→ Direction
Images are excluded; otherwise, output every record exactly.
--- Begin Extracted entries ---
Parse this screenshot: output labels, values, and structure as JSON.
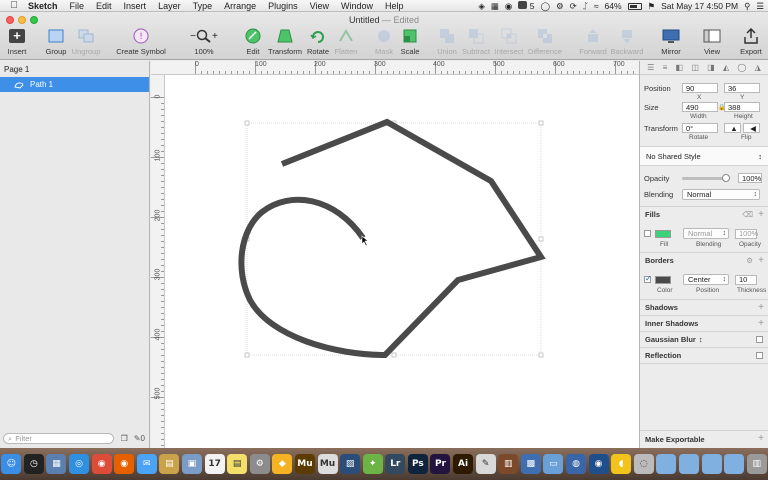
{
  "menubar": {
    "apple_icon": "apple-logo",
    "items": [
      "Sketch",
      "File",
      "Edit",
      "Insert",
      "Layer",
      "Type",
      "Arrange",
      "Plugins",
      "View",
      "Window",
      "Help"
    ],
    "status": {
      "notification_count": "5",
      "battery": "64%",
      "clock": "Sat May 17  4:50 PM"
    }
  },
  "window": {
    "title": "Untitled",
    "title_state": "— Edited"
  },
  "toolbar": {
    "insert": "Insert",
    "group": "Group",
    "ungroup": "Ungroup",
    "create_symbol": "Create Symbol",
    "zoom_minus": "−",
    "zoom_plus": "+",
    "zoom": "100%",
    "edit": "Edit",
    "transform": "Transform",
    "rotate": "Rotate",
    "flatten": "Flatten",
    "mask": "Mask",
    "scale": "Scale",
    "union": "Union",
    "subtract": "Subtract",
    "intersect": "Intersect",
    "difference": "Difference",
    "forward": "Forward",
    "backward": "Backward",
    "mirror": "Mirror",
    "view": "View",
    "export": "Export"
  },
  "layers": {
    "page": "Page 1",
    "items": [
      {
        "label": "Path 1",
        "icon": "path-icon",
        "selected": true
      }
    ],
    "filter_placeholder": "Filter",
    "filter_icon_glyph": "⌕",
    "panel_icons": [
      "❐",
      "✎0"
    ]
  },
  "rulers": {
    "top": [
      "0",
      "100",
      "200",
      "300",
      "400",
      "500",
      "600",
      "700"
    ],
    "left": [
      "0",
      "100",
      "200",
      "300",
      "400",
      "500"
    ]
  },
  "inspector": {
    "position": {
      "label": "Position",
      "x": "90",
      "y": "36",
      "x_label": "X",
      "y_label": "Y"
    },
    "size": {
      "label": "Size",
      "width": "490",
      "height": "388",
      "width_label": "Width",
      "height_label": "Height"
    },
    "transform": {
      "label": "Transform",
      "rotate": "0°",
      "rotate_label": "Rotate",
      "flip_label": "Flip"
    },
    "shared_style": "No Shared Style",
    "opacity": {
      "label": "Opacity",
      "value": "100%",
      "level": 1.0
    },
    "blending": {
      "label": "Blending",
      "value": "Normal"
    },
    "fills": {
      "title": "Fills",
      "enabled": false,
      "color": "#3dd17a",
      "blend": "Normal",
      "opacity": "100%",
      "fill_label": "Fill",
      "blending_label": "Blending",
      "opacity_label": "Opacity"
    },
    "borders": {
      "title": "Borders",
      "enabled": true,
      "color": "#4a4a4a",
      "position": "Center",
      "thickness": "10",
      "color_label": "Color",
      "position_label": "Position",
      "thickness_label": "Thickness"
    },
    "sections": [
      "Shadows",
      "Inner Shadows",
      "Gaussian Blur",
      "Reflection"
    ],
    "make_exportable": "Make Exportable"
  },
  "canvas": {
    "stroke_color": "#4a4a4a",
    "background": "#ffffff"
  },
  "dock": {
    "apps": [
      {
        "name": "finder",
        "color": "#3a8ee6",
        "glyph": "☺"
      },
      {
        "name": "dashboard",
        "color": "#222222",
        "glyph": "◷"
      },
      {
        "name": "mission-control",
        "color": "#5a7fb0",
        "glyph": "▦"
      },
      {
        "name": "safari",
        "color": "#2f8fe0",
        "glyph": "◎"
      },
      {
        "name": "chrome",
        "color": "#dd4b39",
        "glyph": "◉"
      },
      {
        "name": "firefox",
        "color": "#e66000",
        "glyph": "◉"
      },
      {
        "name": "messages",
        "color": "#4aa3f5",
        "glyph": "✉"
      },
      {
        "name": "notes",
        "color": "#c9a24a",
        "glyph": "▤"
      },
      {
        "name": "preview",
        "color": "#7a9cc6",
        "glyph": "▣"
      },
      {
        "name": "calendar",
        "color": "#f2f2f2",
        "glyph": "17"
      },
      {
        "name": "stickies",
        "color": "#f3e06b",
        "glyph": "▤"
      },
      {
        "name": "system-preferences",
        "color": "#8c8c8c",
        "glyph": "⚙"
      },
      {
        "name": "sketch",
        "color": "#f5b324",
        "glyph": "◆"
      },
      {
        "name": "muse",
        "color": "#5b3b00",
        "glyph": "Mu"
      },
      {
        "name": "muse-2",
        "color": "#dddddd",
        "glyph": "Mu"
      },
      {
        "name": "photo-app",
        "color": "#2b4d7a",
        "glyph": "▨"
      },
      {
        "name": "color-app",
        "color": "#6bb445",
        "glyph": "✦"
      },
      {
        "name": "lightroom",
        "color": "#334a5e",
        "glyph": "Lr"
      },
      {
        "name": "photoshop",
        "color": "#10243d",
        "glyph": "Ps"
      },
      {
        "name": "premiere",
        "color": "#23133f",
        "glyph": "Pr"
      },
      {
        "name": "illustrator",
        "color": "#2d1a00",
        "glyph": "Ai"
      },
      {
        "name": "pencil-app",
        "color": "#d9d9d9",
        "glyph": "✎"
      },
      {
        "name": "book-app",
        "color": "#7c4a2a",
        "glyph": "▥"
      },
      {
        "name": "stats-app",
        "color": "#3f6fb0",
        "glyph": "▩"
      },
      {
        "name": "folder-app",
        "color": "#6aa0d8",
        "glyph": "▭"
      },
      {
        "name": "network-app",
        "color": "#3a66a8",
        "glyph": "◍"
      },
      {
        "name": "globe-app",
        "color": "#1f4f8a",
        "glyph": "◉"
      },
      {
        "name": "cyberduck",
        "color": "#f2c41b",
        "glyph": "◖"
      },
      {
        "name": "utility-app",
        "color": "#bbbbbb",
        "glyph": "◌"
      },
      {
        "name": "folder-1",
        "color": "#7fb0e0",
        "glyph": ""
      },
      {
        "name": "folder-2",
        "color": "#7fb0e0",
        "glyph": ""
      },
      {
        "name": "folder-3",
        "color": "#7fb0e0",
        "glyph": ""
      },
      {
        "name": "folder-4",
        "color": "#7fb0e0",
        "glyph": ""
      },
      {
        "name": "trash",
        "color": "#9a9a9a",
        "glyph": "▥"
      }
    ]
  }
}
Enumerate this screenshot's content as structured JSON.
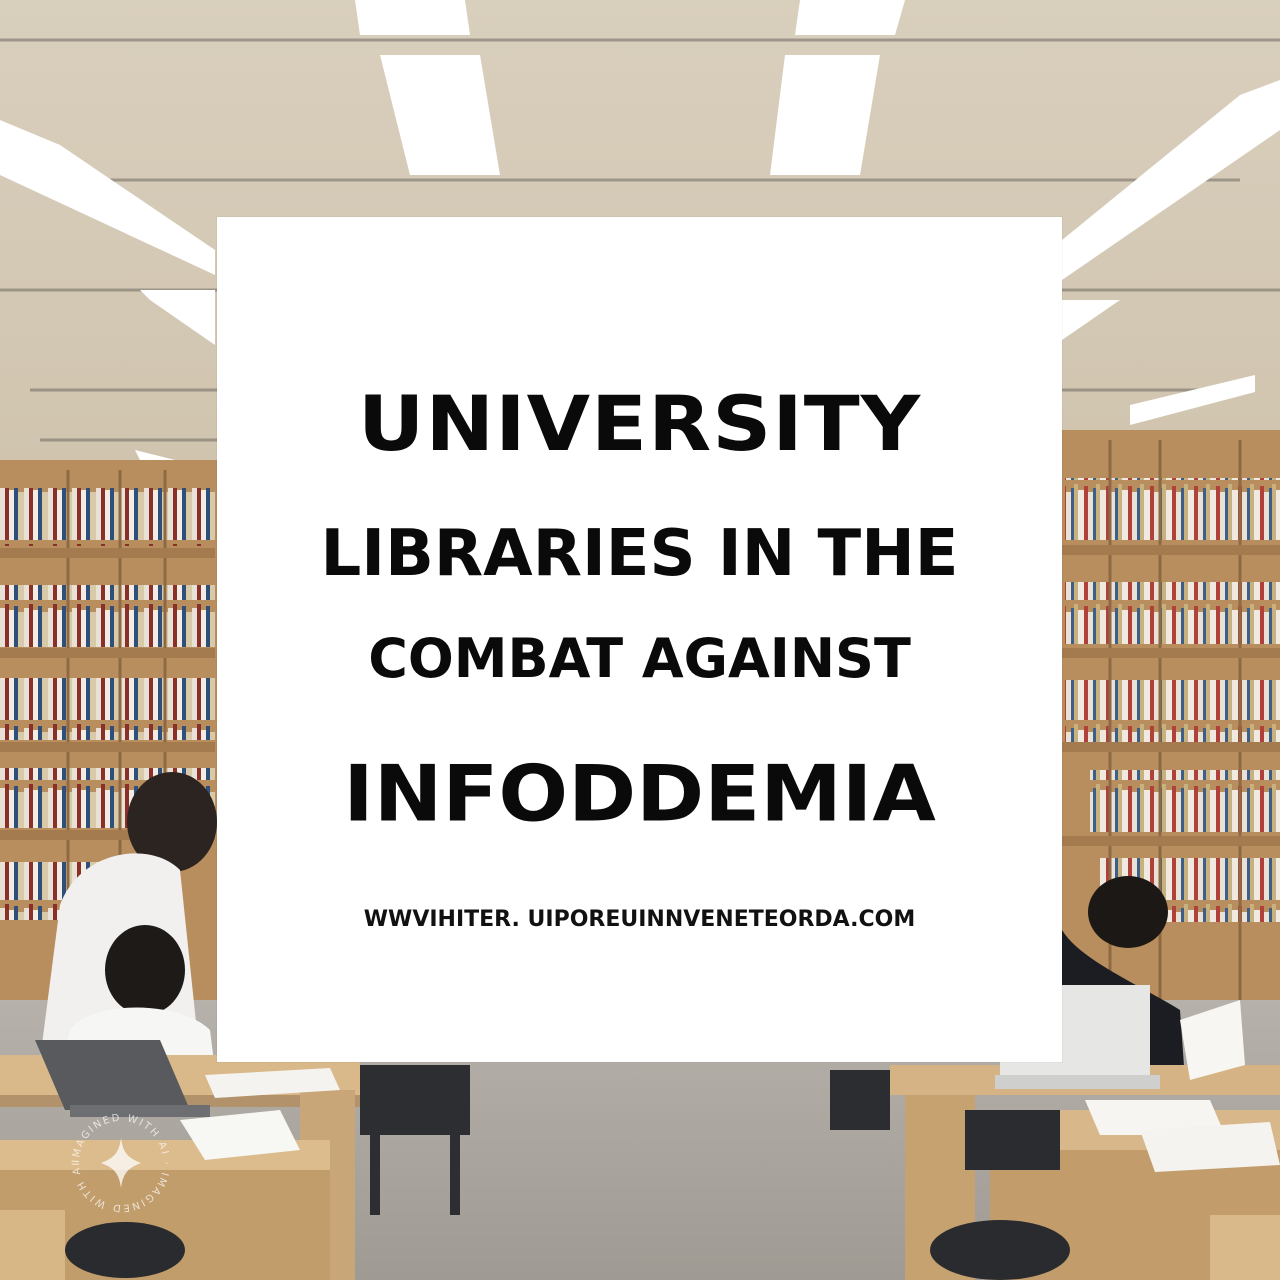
{
  "poster": {
    "line1": "UNIVERSITY",
    "line2": "LIBRARIES IN THE",
    "line3": "COMBAT AGAINST",
    "line4": "INFODDEMIA",
    "url": "WWVIHITER. UIPOREUINNVENETEORDA.COM"
  },
  "watermark": {
    "text": "IMAGINED WITH AI · IMAGINED WITH AI",
    "icon": "sparkle-icon"
  },
  "colors": {
    "card": "#ffffff",
    "text": "#0a0a0a",
    "ceiling": "#d8cdb8",
    "shelf_wood": "#b98e5e",
    "desk_wood": "#d9b98a",
    "floor": "#a7a29b"
  }
}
--- End Extracted entries ---
→ Written response
Parse this screenshot: output labels, values, and structure as JSON.
{
  "menubar": {
    "apple_icon": "apple-logo",
    "items": [
      "Sketch",
      "File",
      "Edit",
      "Insert",
      "Layer",
      "Type",
      "Arrange",
      "Plugins",
      "View",
      "Window",
      "Help"
    ],
    "status": {
      "notification_count": "5",
      "battery": "64%",
      "clock": "Sat May 17  4:50 PM"
    }
  },
  "window": {
    "title": "Untitled",
    "title_state": "— Edited"
  },
  "toolbar": {
    "insert": "Insert",
    "group": "Group",
    "ungroup": "Ungroup",
    "create_symbol": "Create Symbol",
    "zoom_minus": "−",
    "zoom_plus": "+",
    "zoom": "100%",
    "edit": "Edit",
    "transform": "Transform",
    "rotate": "Rotate",
    "flatten": "Flatten",
    "mask": "Mask",
    "scale": "Scale",
    "union": "Union",
    "subtract": "Subtract",
    "intersect": "Intersect",
    "difference": "Difference",
    "forward": "Forward",
    "backward": "Backward",
    "mirror": "Mirror",
    "view": "View",
    "export": "Export"
  },
  "layers": {
    "page": "Page 1",
    "items": [
      {
        "label": "Path 1",
        "icon": "path-icon",
        "selected": true
      }
    ],
    "filter_placeholder": "Filter",
    "filter_icon_glyph": "⌕",
    "panel_icons": [
      "❐",
      "✎0"
    ]
  },
  "rulers": {
    "top": [
      "0",
      "100",
      "200",
      "300",
      "400",
      "500",
      "600",
      "700"
    ],
    "left": [
      "0",
      "100",
      "200",
      "300",
      "400",
      "500"
    ]
  },
  "inspector": {
    "position": {
      "label": "Position",
      "x": "90",
      "y": "36",
      "x_label": "X",
      "y_label": "Y"
    },
    "size": {
      "label": "Size",
      "width": "490",
      "height": "388",
      "width_label": "Width",
      "height_label": "Height"
    },
    "transform": {
      "label": "Transform",
      "rotate": "0°",
      "rotate_label": "Rotate",
      "flip_label": "Flip"
    },
    "shared_style": "No Shared Style",
    "opacity": {
      "label": "Opacity",
      "value": "100%",
      "level": 1.0
    },
    "blending": {
      "label": "Blending",
      "value": "Normal"
    },
    "fills": {
      "title": "Fills",
      "enabled": false,
      "color": "#3dd17a",
      "blend": "Normal",
      "opacity": "100%",
      "fill_label": "Fill",
      "blending_label": "Blending",
      "opacity_label": "Opacity"
    },
    "borders": {
      "title": "Borders",
      "enabled": true,
      "color": "#4a4a4a",
      "position": "Center",
      "thickness": "10",
      "color_label": "Color",
      "position_label": "Position",
      "thickness_label": "Thickness"
    },
    "sections": [
      "Shadows",
      "Inner Shadows",
      "Gaussian Blur",
      "Reflection"
    ],
    "make_exportable": "Make Exportable"
  },
  "canvas": {
    "stroke_color": "#4a4a4a",
    "background": "#ffffff"
  },
  "dock": {
    "apps": [
      {
        "name": "finder",
        "color": "#3a8ee6",
        "glyph": "☺"
      },
      {
        "name": "dashboard",
        "color": "#222222",
        "glyph": "◷"
      },
      {
        "name": "mission-control",
        "color": "#5a7fb0",
        "glyph": "▦"
      },
      {
        "name": "safari",
        "color": "#2f8fe0",
        "glyph": "◎"
      },
      {
        "name": "chrome",
        "color": "#dd4b39",
        "glyph": "◉"
      },
      {
        "name": "firefox",
        "color": "#e66000",
        "glyph": "◉"
      },
      {
        "name": "messages",
        "color": "#4aa3f5",
        "glyph": "✉"
      },
      {
        "name": "notes",
        "color": "#c9a24a",
        "glyph": "▤"
      },
      {
        "name": "preview",
        "color": "#7a9cc6",
        "glyph": "▣"
      },
      {
        "name": "calendar",
        "color": "#f2f2f2",
        "glyph": "17"
      },
      {
        "name": "stickies",
        "color": "#f3e06b",
        "glyph": "▤"
      },
      {
        "name": "system-preferences",
        "color": "#8c8c8c",
        "glyph": "⚙"
      },
      {
        "name": "sketch",
        "color": "#f5b324",
        "glyph": "◆"
      },
      {
        "name": "muse",
        "color": "#5b3b00",
        "glyph": "Mu"
      },
      {
        "name": "muse-2",
        "color": "#dddddd",
        "glyph": "Mu"
      },
      {
        "name": "photo-app",
        "color": "#2b4d7a",
        "glyph": "▨"
      },
      {
        "name": "color-app",
        "color": "#6bb445",
        "glyph": "✦"
      },
      {
        "name": "lightroom",
        "color": "#334a5e",
        "glyph": "Lr"
      },
      {
        "name": "photoshop",
        "color": "#10243d",
        "glyph": "Ps"
      },
      {
        "name": "premiere",
        "color": "#23133f",
        "glyph": "Pr"
      },
      {
        "name": "illustrator",
        "color": "#2d1a00",
        "glyph": "Ai"
      },
      {
        "name": "pencil-app",
        "color": "#d9d9d9",
        "glyph": "✎"
      },
      {
        "name": "book-app",
        "color": "#7c4a2a",
        "glyph": "▥"
      },
      {
        "name": "stats-app",
        "color": "#3f6fb0",
        "glyph": "▩"
      },
      {
        "name": "folder-app",
        "color": "#6aa0d8",
        "glyph": "▭"
      },
      {
        "name": "network-app",
        "color": "#3a66a8",
        "glyph": "◍"
      },
      {
        "name": "globe-app",
        "color": "#1f4f8a",
        "glyph": "◉"
      },
      {
        "name": "cyberduck",
        "color": "#f2c41b",
        "glyph": "◖"
      },
      {
        "name": "utility-app",
        "color": "#bbbbbb",
        "glyph": "◌"
      },
      {
        "name": "folder-1",
        "color": "#7fb0e0",
        "glyph": ""
      },
      {
        "name": "folder-2",
        "color": "#7fb0e0",
        "glyph": ""
      },
      {
        "name": "folder-3",
        "color": "#7fb0e0",
        "glyph": ""
      },
      {
        "name": "folder-4",
        "color": "#7fb0e0",
        "glyph": ""
      },
      {
        "name": "trash",
        "color": "#9a9a9a",
        "glyph": "▥"
      }
    ]
  }
}
Enumerate this screenshot's content as structured JSON.
{
  "poster": {
    "line1": "UNIVERSITY",
    "line2": "LIBRARIES IN THE",
    "line3": "COMBAT AGAINST",
    "line4": "INFODDEMIA",
    "url": "WWVIHITER. UIPOREUINNVENETEORDA.COM"
  },
  "watermark": {
    "text": "IMAGINED WITH AI · IMAGINED WITH AI",
    "icon": "sparkle-icon"
  },
  "colors": {
    "card": "#ffffff",
    "text": "#0a0a0a",
    "ceiling": "#d8cdb8",
    "shelf_wood": "#b98e5e",
    "desk_wood": "#d9b98a",
    "floor": "#a7a29b"
  }
}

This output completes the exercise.